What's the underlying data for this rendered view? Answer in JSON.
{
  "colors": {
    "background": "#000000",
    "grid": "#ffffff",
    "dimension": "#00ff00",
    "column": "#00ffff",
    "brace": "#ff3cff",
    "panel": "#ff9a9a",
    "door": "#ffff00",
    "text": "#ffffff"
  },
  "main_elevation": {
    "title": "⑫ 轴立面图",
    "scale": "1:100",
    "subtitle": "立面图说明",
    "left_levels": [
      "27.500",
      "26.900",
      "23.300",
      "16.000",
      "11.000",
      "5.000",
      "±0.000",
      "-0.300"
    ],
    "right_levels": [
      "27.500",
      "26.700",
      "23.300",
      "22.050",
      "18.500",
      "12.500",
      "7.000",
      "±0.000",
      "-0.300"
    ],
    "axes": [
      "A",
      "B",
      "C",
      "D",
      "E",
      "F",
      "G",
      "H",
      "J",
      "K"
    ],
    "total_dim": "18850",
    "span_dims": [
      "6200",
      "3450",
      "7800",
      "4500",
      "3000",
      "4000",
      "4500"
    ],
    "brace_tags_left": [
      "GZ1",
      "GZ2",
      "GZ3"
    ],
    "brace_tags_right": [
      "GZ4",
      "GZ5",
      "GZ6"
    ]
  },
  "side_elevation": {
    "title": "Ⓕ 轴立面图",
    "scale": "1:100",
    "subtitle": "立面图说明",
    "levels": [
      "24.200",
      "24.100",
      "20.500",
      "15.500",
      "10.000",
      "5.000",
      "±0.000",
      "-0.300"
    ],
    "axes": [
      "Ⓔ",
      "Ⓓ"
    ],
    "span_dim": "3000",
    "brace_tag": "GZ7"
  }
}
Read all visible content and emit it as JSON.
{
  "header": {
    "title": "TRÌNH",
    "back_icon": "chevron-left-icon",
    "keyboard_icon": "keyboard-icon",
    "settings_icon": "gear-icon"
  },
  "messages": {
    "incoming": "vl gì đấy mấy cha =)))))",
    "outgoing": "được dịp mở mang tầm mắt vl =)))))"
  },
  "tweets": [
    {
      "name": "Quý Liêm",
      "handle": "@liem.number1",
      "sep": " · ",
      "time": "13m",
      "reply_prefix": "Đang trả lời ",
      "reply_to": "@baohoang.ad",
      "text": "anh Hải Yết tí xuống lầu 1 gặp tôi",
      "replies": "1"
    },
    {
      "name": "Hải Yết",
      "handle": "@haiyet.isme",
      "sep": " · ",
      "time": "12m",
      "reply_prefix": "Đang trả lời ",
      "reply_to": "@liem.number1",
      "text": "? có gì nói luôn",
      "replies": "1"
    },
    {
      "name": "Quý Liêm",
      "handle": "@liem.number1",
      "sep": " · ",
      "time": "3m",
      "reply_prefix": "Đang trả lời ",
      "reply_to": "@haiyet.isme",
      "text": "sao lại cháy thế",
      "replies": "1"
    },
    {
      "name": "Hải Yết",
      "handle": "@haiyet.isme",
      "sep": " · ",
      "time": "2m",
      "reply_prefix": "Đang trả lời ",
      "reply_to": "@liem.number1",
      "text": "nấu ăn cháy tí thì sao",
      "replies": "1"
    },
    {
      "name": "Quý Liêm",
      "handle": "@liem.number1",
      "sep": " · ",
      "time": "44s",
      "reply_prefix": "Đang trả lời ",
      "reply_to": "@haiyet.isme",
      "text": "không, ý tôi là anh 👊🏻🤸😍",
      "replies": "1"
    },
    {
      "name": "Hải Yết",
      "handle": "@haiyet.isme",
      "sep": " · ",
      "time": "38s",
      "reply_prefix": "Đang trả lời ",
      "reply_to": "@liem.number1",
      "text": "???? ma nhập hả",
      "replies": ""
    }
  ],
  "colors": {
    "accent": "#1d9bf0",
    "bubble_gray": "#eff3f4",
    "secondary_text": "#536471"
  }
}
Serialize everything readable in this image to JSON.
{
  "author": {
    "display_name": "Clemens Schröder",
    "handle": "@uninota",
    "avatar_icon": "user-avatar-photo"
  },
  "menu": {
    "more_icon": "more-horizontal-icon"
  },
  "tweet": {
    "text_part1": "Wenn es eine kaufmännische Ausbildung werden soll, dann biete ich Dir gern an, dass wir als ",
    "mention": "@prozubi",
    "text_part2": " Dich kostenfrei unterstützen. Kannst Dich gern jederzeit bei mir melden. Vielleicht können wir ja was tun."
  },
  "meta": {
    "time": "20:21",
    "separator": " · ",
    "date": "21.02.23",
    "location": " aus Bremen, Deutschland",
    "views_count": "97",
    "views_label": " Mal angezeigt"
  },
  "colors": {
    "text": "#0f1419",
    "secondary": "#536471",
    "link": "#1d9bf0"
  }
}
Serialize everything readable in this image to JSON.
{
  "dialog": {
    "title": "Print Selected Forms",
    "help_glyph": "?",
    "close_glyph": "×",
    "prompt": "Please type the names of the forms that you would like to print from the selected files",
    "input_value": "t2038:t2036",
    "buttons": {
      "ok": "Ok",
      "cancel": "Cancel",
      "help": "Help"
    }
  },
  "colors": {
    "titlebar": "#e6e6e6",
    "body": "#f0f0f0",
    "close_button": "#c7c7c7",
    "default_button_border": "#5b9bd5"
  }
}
----
Retype every entry above, word for word.

◆ **OUTPUT FOR THIS EXERCISE**
What's the underlying data for this rendered view? Answer in JSON.
{
  "colors": {
    "background": "#000000",
    "grid": "#ffffff",
    "dimension": "#00ff00",
    "column": "#00ffff",
    "brace": "#ff3cff",
    "panel": "#ff9a9a",
    "door": "#ffff00",
    "text": "#ffffff"
  },
  "main_elevation": {
    "title": "⑫ 轴立面图",
    "scale": "1:100",
    "subtitle": "立面图说明",
    "left_levels": [
      "27.500",
      "26.900",
      "23.300",
      "16.000",
      "11.000",
      "5.000",
      "±0.000",
      "-0.300"
    ],
    "right_levels": [
      "27.500",
      "26.700",
      "23.300",
      "22.050",
      "18.500",
      "12.500",
      "7.000",
      "±0.000",
      "-0.300"
    ],
    "axes": [
      "A",
      "B",
      "C",
      "D",
      "E",
      "F",
      "G",
      "H",
      "J",
      "K"
    ],
    "total_dim": "18850",
    "span_dims": [
      "6200",
      "3450",
      "7800",
      "4500",
      "3000",
      "4000",
      "4500"
    ],
    "brace_tags_left": [
      "GZ1",
      "GZ2",
      "GZ3"
    ],
    "brace_tags_right": [
      "GZ4",
      "GZ5",
      "GZ6"
    ]
  },
  "side_elevation": {
    "title": "Ⓕ 轴立面图",
    "scale": "1:100",
    "subtitle": "立面图说明",
    "levels": [
      "24.200",
      "24.100",
      "20.500",
      "15.500",
      "10.000",
      "5.000",
      "±0.000",
      "-0.300"
    ],
    "axes": [
      "Ⓔ",
      "Ⓓ"
    ],
    "span_dim": "3000",
    "brace_tag": "GZ7"
  }
}
Read all visible content and emit it as JSON.
{
  "header": {
    "title": "TRÌNH",
    "back_icon": "chevron-left-icon",
    "keyboard_icon": "keyboard-icon",
    "settings_icon": "gear-icon"
  },
  "messages": {
    "incoming": "vl gì đấy mấy cha =)))))",
    "outgoing": "được dịp mở mang tầm mắt vl =)))))"
  },
  "tweets": [
    {
      "name": "Quý Liêm",
      "handle": "@liem.number1",
      "sep": " · ",
      "time": "13m",
      "reply_prefix": "Đang trả lời ",
      "reply_to": "@baohoang.ad",
      "text": "anh Hải Yết tí xuống lầu 1 gặp tôi",
      "replies": "1"
    },
    {
      "name": "Hải Yết",
      "handle": "@haiyet.isme",
      "sep": " · ",
      "time": "12m",
      "reply_prefix": "Đang trả lời ",
      "reply_to": "@liem.number1",
      "text": "? có gì nói luôn",
      "replies": "1"
    },
    {
      "name": "Quý Liêm",
      "handle": "@liem.number1",
      "sep": " · ",
      "time": "3m",
      "reply_prefix": "Đang trả lời ",
      "reply_to": "@haiyet.isme",
      "text": "sao lại cháy thế",
      "replies": "1"
    },
    {
      "name": "Hải Yết",
      "handle": "@haiyet.isme",
      "sep": " · ",
      "time": "2m",
      "reply_prefix": "Đang trả lời ",
      "reply_to": "@liem.number1",
      "text": "nấu ăn cháy tí thì sao",
      "replies": "1"
    },
    {
      "name": "Quý Liêm",
      "handle": "@liem.number1",
      "sep": " · ",
      "time": "44s",
      "reply_prefix": "Đang trả lời ",
      "reply_to": "@haiyet.isme",
      "text": "không, ý tôi là anh 👊🏻🤸😍",
      "replies": "1"
    },
    {
      "name": "Hải Yết",
      "handle": "@haiyet.isme",
      "sep": " · ",
      "time": "38s",
      "reply_prefix": "Đang trả lời ",
      "reply_to": "@liem.number1",
      "text": "???? ma nhập hả",
      "replies": ""
    }
  ],
  "colors": {
    "accent": "#1d9bf0",
    "bubble_gray": "#eff3f4",
    "secondary_text": "#536471"
  }
}
Serialize everything readable in this image to JSON.
{
  "author": {
    "display_name": "Clemens Schröder",
    "handle": "@uninota",
    "avatar_icon": "user-avatar-photo"
  },
  "menu": {
    "more_icon": "more-horizontal-icon"
  },
  "tweet": {
    "text_part1": "Wenn es eine kaufmännische Ausbildung werden soll, dann biete ich Dir gern an, dass wir als ",
    "mention": "@prozubi",
    "text_part2": " Dich kostenfrei unterstützen. Kannst Dich gern jederzeit bei mir melden. Vielleicht können wir ja was tun."
  },
  "meta": {
    "time": "20:21",
    "separator": " · ",
    "date": "21.02.23",
    "location": " aus Bremen, Deutschland",
    "views_count": "97",
    "views_label": " Mal angezeigt"
  },
  "colors": {
    "text": "#0f1419",
    "secondary": "#536471",
    "link": "#1d9bf0"
  }
}
Serialize everything readable in this image to JSON.
{
  "dialog": {
    "title": "Print Selected Forms",
    "help_glyph": "?",
    "close_glyph": "×",
    "prompt": "Please type the names of the forms that you would like to print from the selected files",
    "input_value": "t2038:t2036",
    "buttons": {
      "ok": "Ok",
      "cancel": "Cancel",
      "help": "Help"
    }
  },
  "colors": {
    "titlebar": "#e6e6e6",
    "body": "#f0f0f0",
    "close_button": "#c7c7c7",
    "default_button_border": "#5b9bd5"
  }
}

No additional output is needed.